<<<<

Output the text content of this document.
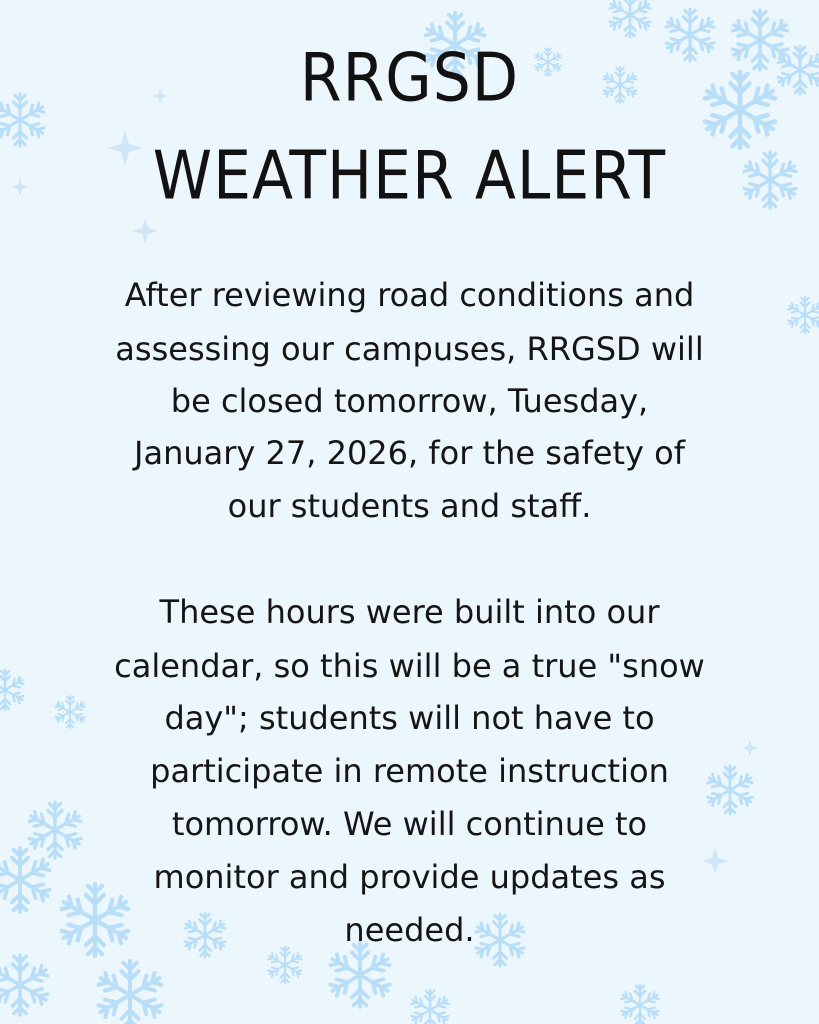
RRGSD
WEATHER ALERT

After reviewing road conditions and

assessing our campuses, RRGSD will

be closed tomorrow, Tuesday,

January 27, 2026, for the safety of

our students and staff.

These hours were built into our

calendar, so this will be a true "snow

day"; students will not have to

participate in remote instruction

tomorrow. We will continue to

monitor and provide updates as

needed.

>>>>
<<<<

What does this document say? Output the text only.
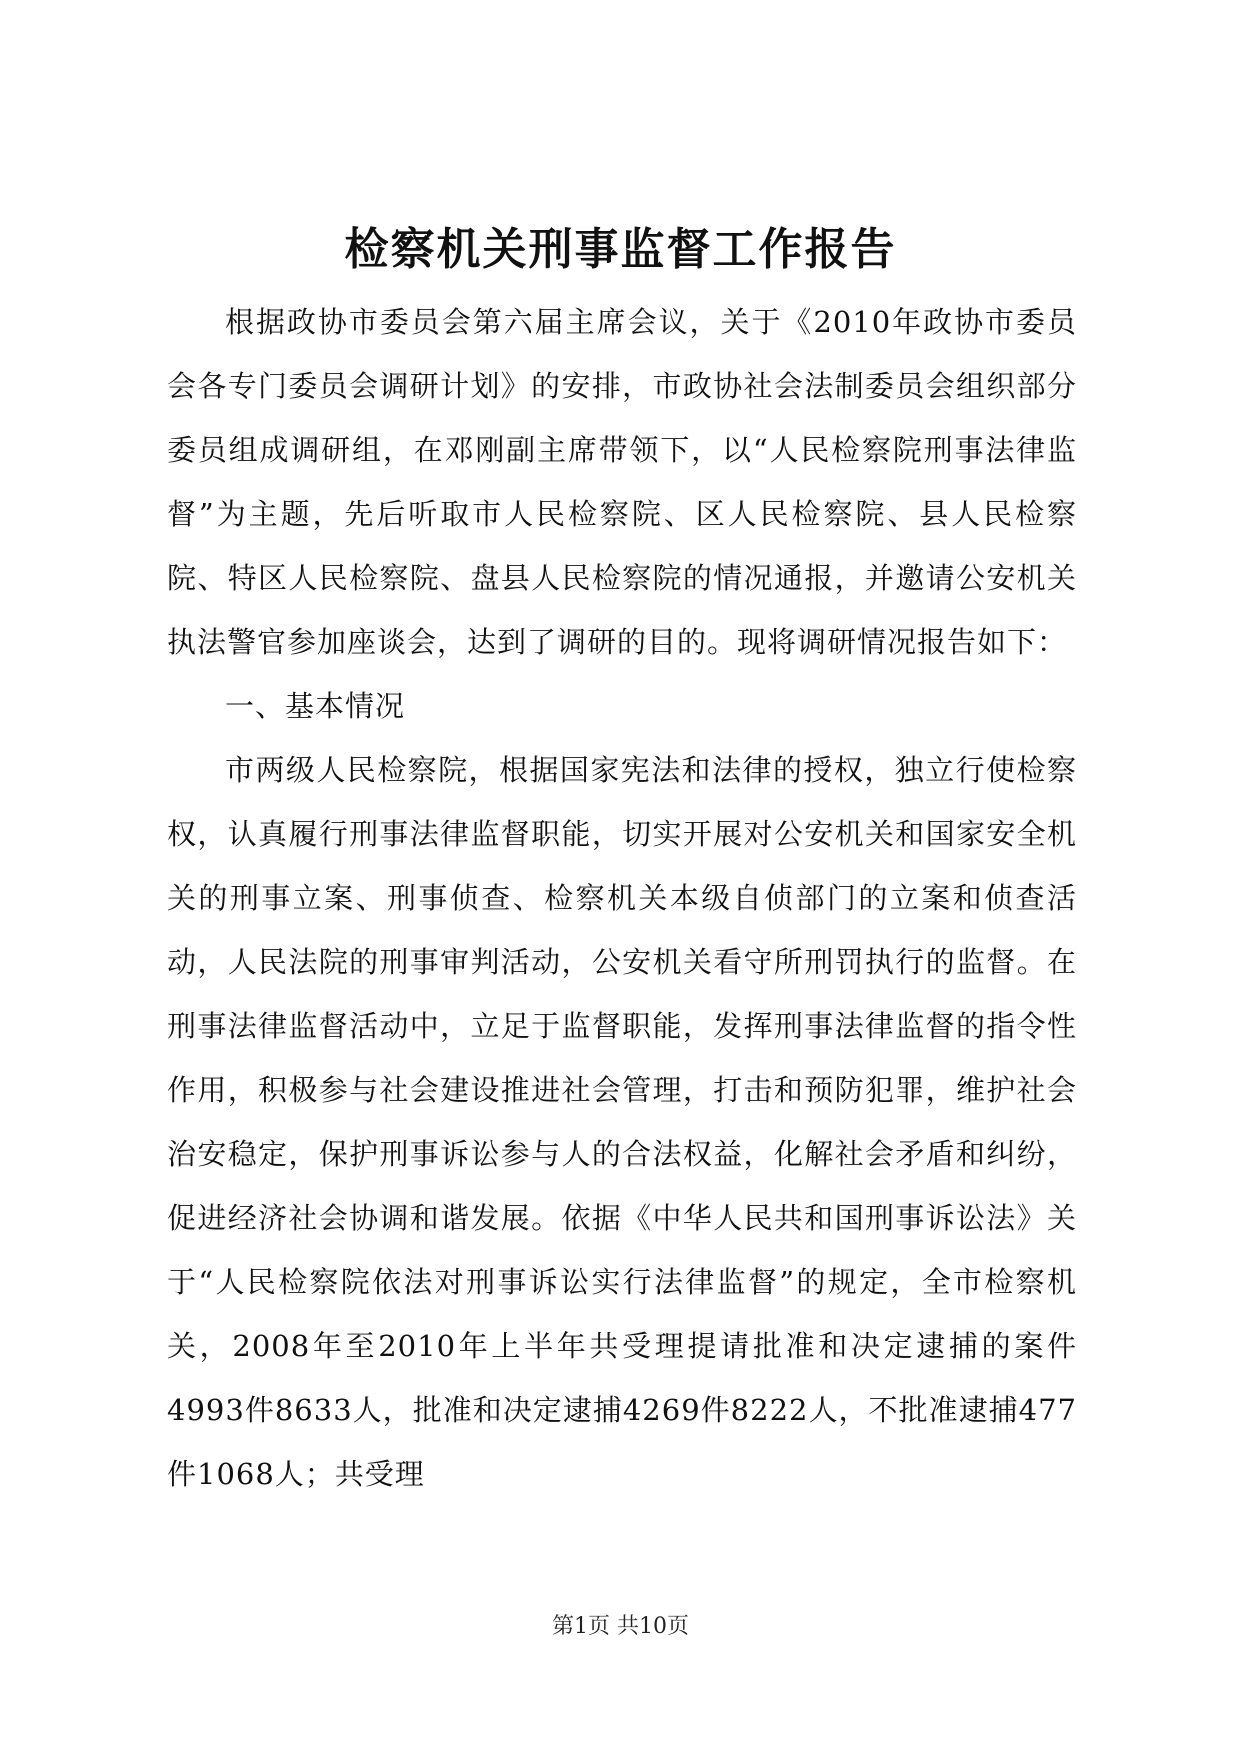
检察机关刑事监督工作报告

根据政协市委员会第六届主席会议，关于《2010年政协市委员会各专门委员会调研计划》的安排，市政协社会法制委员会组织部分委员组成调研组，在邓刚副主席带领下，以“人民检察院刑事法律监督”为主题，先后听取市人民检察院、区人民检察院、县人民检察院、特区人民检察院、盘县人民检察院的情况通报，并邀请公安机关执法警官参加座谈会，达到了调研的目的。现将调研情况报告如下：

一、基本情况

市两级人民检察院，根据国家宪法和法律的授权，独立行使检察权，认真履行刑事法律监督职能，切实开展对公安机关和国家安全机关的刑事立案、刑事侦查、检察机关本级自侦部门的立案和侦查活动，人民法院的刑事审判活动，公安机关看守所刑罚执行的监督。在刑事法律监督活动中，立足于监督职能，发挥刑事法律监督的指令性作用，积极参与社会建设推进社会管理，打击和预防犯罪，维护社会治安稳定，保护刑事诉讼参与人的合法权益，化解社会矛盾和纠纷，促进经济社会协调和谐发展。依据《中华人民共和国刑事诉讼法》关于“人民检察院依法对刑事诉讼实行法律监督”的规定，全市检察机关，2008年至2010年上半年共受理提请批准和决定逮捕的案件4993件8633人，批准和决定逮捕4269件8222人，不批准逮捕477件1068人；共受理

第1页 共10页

>>>>

> _What to produce_
In the listing above, find the lines holding the word "RRGSD" and copy them.

> _Complete answer_
RRGSD
assessing our campuses, RRGSD will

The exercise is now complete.